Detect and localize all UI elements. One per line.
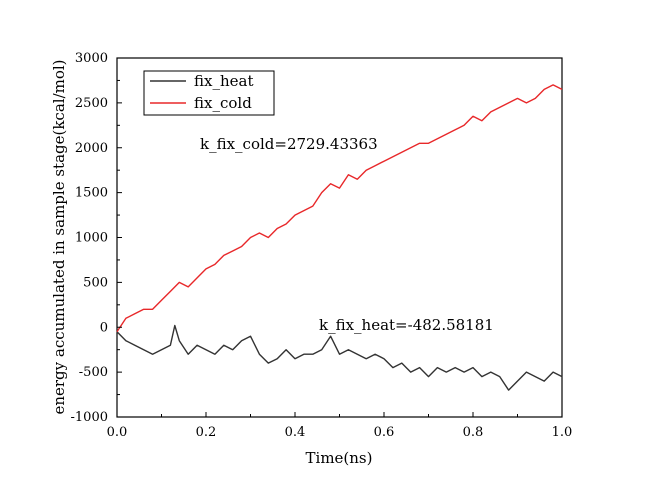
y-tick-label: -500: [79, 365, 108, 380]
series-line-fix-cold: [116, 84, 563, 333]
series-line-fix-heat: [116, 324, 563, 391]
x-axis: 0.0 0.2 0.4 0.6 0.8 1.0: [107, 412, 573, 440]
y-tick-label: 1500: [75, 186, 108, 201]
legend-box: [143, 70, 275, 116]
annotation-fix-cold: k_fix_cold=2729.43363: [200, 135, 378, 153]
x-tick-label: 0.4: [285, 425, 306, 440]
y-axis-label: energy accumulated in sample stage(kcal/…: [50, 59, 68, 414]
y-tick-label: 2500: [75, 96, 108, 111]
annotation-fix-heat: k_fix_heat=-482.58181: [319, 316, 494, 334]
legend-label-fix-heat: fix_heat: [194, 72, 253, 90]
x-tick-label: 0.6: [374, 425, 395, 440]
y-tick-label: 3000: [75, 51, 108, 66]
x-tick-label: 0.2: [196, 425, 217, 440]
y-tick-label: -1000: [71, 410, 108, 425]
x-axis-label: Time(ns): [306, 449, 373, 467]
y-axis: -1000 -500 0 500 1000 1500 2000 2500 3000: [71, 51, 122, 425]
x-tick-label: 1.0: [552, 425, 573, 440]
y-tick-label: 500: [83, 275, 108, 290]
x-tick-label: 0.0: [107, 425, 128, 440]
x-tick-label: 0.8: [463, 425, 484, 440]
y-tick-label: 2000: [75, 141, 108, 156]
y-tick-label: 1000: [75, 231, 108, 246]
legend-label-fix-cold: fix_cold: [194, 94, 252, 112]
legend: fix_heat fix_cold: [143, 70, 275, 116]
y-tick-label: 0: [100, 320, 108, 335]
series-layer: [116, 84, 563, 391]
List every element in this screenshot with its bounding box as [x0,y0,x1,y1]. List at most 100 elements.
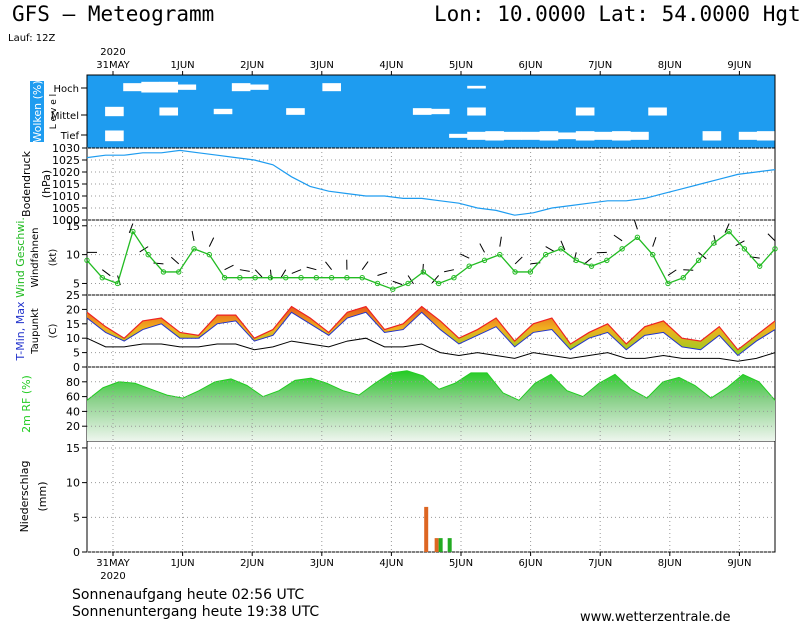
tmin-line [86,311,776,357]
cloud-gap [539,131,559,141]
wind-point [237,274,243,281]
cloud-gap [593,131,613,140]
wind-barb [291,269,302,274]
cloud-gap [105,106,124,117]
cloud-gap [503,131,523,140]
wind-point [772,246,778,252]
precip-ylabel: Niederschlag [18,461,31,533]
cloud-gap [467,107,486,116]
cloud-gap [557,132,577,140]
wind-point [221,274,228,281]
cloud-gap [412,108,432,115]
wind-barb [499,236,502,247]
wind-point [711,240,717,246]
wind-barb [377,272,388,276]
wind-barb [280,269,287,279]
wind-point [451,274,457,281]
cloud-gap [467,131,486,140]
wind-barb [724,223,730,233]
rh-ylabel: 2m RF (%) [20,375,33,433]
top-date-label: 31MAY [96,60,130,71]
wind-barb [633,219,638,230]
precip-ylabel-unit: (mm) [36,481,49,511]
wind-point [634,234,641,241]
precip-ytick-label: 5 [73,511,80,524]
top-date-label: 1JUN [171,60,195,71]
cloud-gap [449,133,468,138]
cloud-gap [575,107,595,116]
wind-point [99,274,105,281]
cloud-gap [231,83,251,92]
sunset-text: Sonnenuntergang heute 19:38 UTC [72,604,320,620]
wind-point [695,257,702,264]
dewpoint-line [86,337,776,362]
cloud-gap [286,108,305,115]
wind-point [130,228,136,235]
precip-ytick-label: 15 [66,442,80,455]
wind-ytick-label: 5 [73,277,80,290]
wind-barb [208,237,215,247]
wind-barb [613,234,623,242]
wind-barb [306,266,317,271]
wind-point [542,251,549,258]
pressure-ytick-label: 1030 [52,142,80,155]
cloud-ylabel: Wolken (%) [31,80,44,142]
wind-point [435,280,442,287]
cloud-gap [105,130,124,142]
cloud-gap [521,131,541,140]
wind-ylabel: Wind Geschwi. [14,217,27,298]
wind-ylabel-unit: (kt) [48,249,59,267]
wind-point [573,257,579,264]
temperature-ytick-label: 0 [73,361,80,374]
rh-line [86,370,776,401]
wind-line [86,230,776,290]
wind-point [145,251,151,258]
pressure-ytick-label: 1005 [52,202,80,215]
bottom-date-label: 2JUN [240,558,264,569]
cloud-gap [630,131,649,140]
wind-point [390,286,396,292]
precip-bar-largescale [438,538,443,552]
wind-point [313,274,320,281]
precip-bar-convective [424,506,429,552]
tmax-line [86,305,776,351]
cloud-gap [177,84,197,90]
pressure-ytick-label: 1020 [52,166,80,179]
source-link[interactable]: www.wetterzentrale.de [580,610,731,625]
wind-barb [767,233,776,242]
cloud-ylabel-bg [30,81,44,142]
bottom-date-label: 8JUN [658,558,682,569]
pressure-ylabel-unit: (hPa) [40,170,53,198]
top-year-label: 2020 [100,47,125,58]
sunrise-text: Sonnenaufgang heute 02:56 UTC [72,587,305,603]
cloud-level-ylabel: L e v e l [49,94,59,129]
wind-barb [128,223,134,234]
wind-point [114,280,121,287]
wind-barb [170,256,180,265]
wind-ytick-label: 10 [66,249,80,262]
wind-barb [444,269,455,273]
cloud-gap [123,83,142,92]
cloud-gap [322,83,341,92]
temperature-ytick-label: 25 [66,289,80,302]
wind-point [298,274,304,281]
wind-point [527,269,534,275]
wind-barb [239,269,250,272]
top-date-label: 3JUN [310,60,334,71]
temperature-ytick-label: 15 [66,318,80,331]
top-date-label: 7JUN [588,60,612,71]
bottom-date-label: 3JUN [310,558,334,569]
rh-area [87,370,775,441]
bottom-date-label: 5JUN [449,558,473,569]
pressure-ytick-label: 1025 [52,154,80,167]
wind-point [741,246,748,252]
temperature-ytick-label: 5 [73,347,80,360]
wind-point [757,263,763,269]
bottom-date-label: 31MAY [96,558,130,569]
top-date-label: 9JUN [727,60,751,71]
cloud-gap [431,108,450,115]
cloud-gap [575,131,595,141]
precip-bar-largescale [447,538,452,552]
wind-point [466,263,472,269]
temp-ylabel-dewpoint: Taupunkt [30,308,41,355]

+++

YOUR TASK:
Return every line above exactly as it appears, leaving out the pictures.

RESULT OF THE EXERCISE:
Detect and localize all UI elements. One per line.
y-tick-label: -500: [79, 365, 108, 380]
series-line-fix-cold: [116, 84, 563, 333]
series-line-fix-heat: [116, 324, 563, 391]
x-axis: 0.0 0.2 0.4 0.6 0.8 1.0: [107, 412, 573, 440]
y-tick-label: 1500: [75, 186, 108, 201]
legend-box: [143, 70, 275, 116]
annotation-fix-cold: k_fix_cold=2729.43363: [200, 135, 378, 153]
x-tick-label: 0.4: [285, 425, 306, 440]
y-axis-label: energy accumulated in sample stage(kcal/…: [50, 59, 68, 414]
y-tick-label: 2500: [75, 96, 108, 111]
annotation-fix-heat: k_fix_heat=-482.58181: [319, 316, 494, 334]
legend-label-fix-heat: fix_heat: [194, 72, 253, 90]
x-tick-label: 0.6: [374, 425, 395, 440]
y-tick-label: 3000: [75, 51, 108, 66]
x-tick-label: 0.2: [196, 425, 217, 440]
y-tick-label: -1000: [71, 410, 108, 425]
x-axis-label: Time(ns): [306, 449, 373, 467]
y-axis: -1000 -500 0 500 1000 1500 2000 2500 3000: [71, 51, 122, 425]
x-tick-label: 1.0: [552, 425, 573, 440]
y-tick-label: 500: [83, 275, 108, 290]
x-tick-label: 0.0: [107, 425, 128, 440]
x-tick-label: 0.8: [463, 425, 484, 440]
y-tick-label: 2000: [75, 141, 108, 156]
y-tick-label: 1000: [75, 231, 108, 246]
legend-label-fix-cold: fix_cold: [194, 94, 252, 112]
legend: fix_heat fix_cold: [143, 70, 275, 116]
y-tick-label: 0: [100, 320, 108, 335]
series-layer: [116, 84, 563, 391]
List every element in this screenshot with its bounding box as [x0,y0,x1,y1]. List at most 100 elements.
tmin-line [86,311,776,357]
cloud-gap [539,131,559,141]
wind-point [237,274,243,281]
cloud-gap [593,131,613,140]
wind-barb [291,269,302,274]
cloud-gap [105,106,124,117]
cloud-gap [503,131,523,140]
wind-point [772,246,778,252]
precip-ylabel: Niederschlag [18,461,31,533]
cloud-gap [467,107,486,116]
cloud-gap [557,132,577,140]
wind-point [221,274,228,281]
cloud-gap [412,108,432,115]
wind-barb [499,236,502,247]
wind-point [711,240,717,246]
wind-barb [377,272,388,276]
wind-barb [280,269,287,279]
wind-point [451,274,457,281]
cloud-gap [467,131,486,140]
wind-barb [724,223,730,233]
rh-ylabel: 2m RF (%) [20,375,33,433]
top-date-label: 31MAY [96,60,130,71]
wind-barb [633,219,638,230]
precip-ylabel-unit: (mm) [36,481,49,511]
wind-point [634,234,641,241]
precip-ytick-label: 5 [73,511,80,524]
top-date-label: 1JUN [171,60,195,71]
cloud-gap [449,133,468,138]
cloud-gap [575,107,595,116]
wind-point [99,274,105,281]
cloud-gap [231,83,251,92]
sunset-text: Sonnenuntergang heute 19:38 UTC [72,604,320,620]
wind-point [695,257,702,264]
dewpoint-line [86,337,776,362]
cloud-gap [286,108,305,115]
wind-point [130,228,136,235]
precip-ytick-label: 15 [66,442,80,455]
wind-ytick-label: 5 [73,277,80,290]
wind-barb [208,237,215,247]
wind-barb [613,234,623,242]
wind-barb [306,266,317,271]
wind-point [542,251,549,258]
pressure-ytick-label: 1030 [52,142,80,155]
cloud-ylabel: Wolken (%) [31,80,44,142]
wind-point [435,280,442,287]
cloud-gap [105,130,124,142]
cloud-gap [521,131,541,140]
wind-ylabel: Wind Geschwi. [14,217,27,298]
wind-ylabel-unit: (kt) [48,249,59,267]
wind-point [573,257,579,264]
temperature-ytick-label: 0 [73,361,80,374]
rh-line [86,370,776,401]
wind-line [86,230,776,290]
wind-point [145,251,151,258]
pressure-ytick-label: 1005 [52,202,80,215]
bottom-date-label: 2JUN [240,558,264,569]
cloud-gap [630,131,649,140]
wind-point [390,286,396,292]
precip-bar-largescale [438,538,443,552]
wind-point [313,274,320,281]
precip-bar-convective [424,506,429,552]
tmax-line [86,305,776,351]
cloud-gap [177,84,197,90]
pressure-ytick-label: 1020 [52,166,80,179]
source-link[interactable]: www.wetterzentrale.de [580,610,731,625]
wind-barb [767,233,776,242]
cloud-ylabel-bg [30,81,44,142]
bottom-date-label: 8JUN [658,558,682,569]
pressure-ylabel-unit: (hPa) [40,170,53,198]
top-year-label: 2020 [100,47,125,58]
sunrise-text: Sonnenaufgang heute 02:56 UTC [72,587,305,603]
cloud-level-ylabel: L e v e l [49,94,59,129]
wind-barb [128,223,134,234]
wind-point [114,280,121,287]
wind-barb [170,256,180,265]
wind-ytick-label: 10 [66,249,80,262]
wind-barb [444,269,455,273]
cloud-gap [123,83,142,92]
cloud-gap [322,83,341,92]
temperature-ytick-label: 25 [66,289,80,302]
wind-point [298,274,304,281]
wind-point [527,269,534,275]
wind-barb [239,269,250,272]
top-date-label: 3JUN [310,60,334,71]
temperature-ytick-label: 15 [66,318,80,331]
top-date-label: 7JUN [588,60,612,71]
bottom-date-label: 3JUN [310,558,334,569]
rh-area [87,370,775,441]
bottom-date-label: 5JUN [449,558,473,569]
pressure-ytick-label: 1025 [52,154,80,167]
wind-point [741,246,748,252]
temperature-ytick-label: 5 [73,347,80,360]
wind-point [757,263,763,269]
bottom-date-label: 31MAY [96,558,130,569]
top-date-label: 9JUN [727,60,751,71]
cloud-gap [431,108,450,115]
cloud-gap [575,131,595,141]
precip-bar-largescale [447,538,452,552]
wind-point [466,263,472,269]
temp-ylabel-dewpoint: Taupunkt [30,308,41,355]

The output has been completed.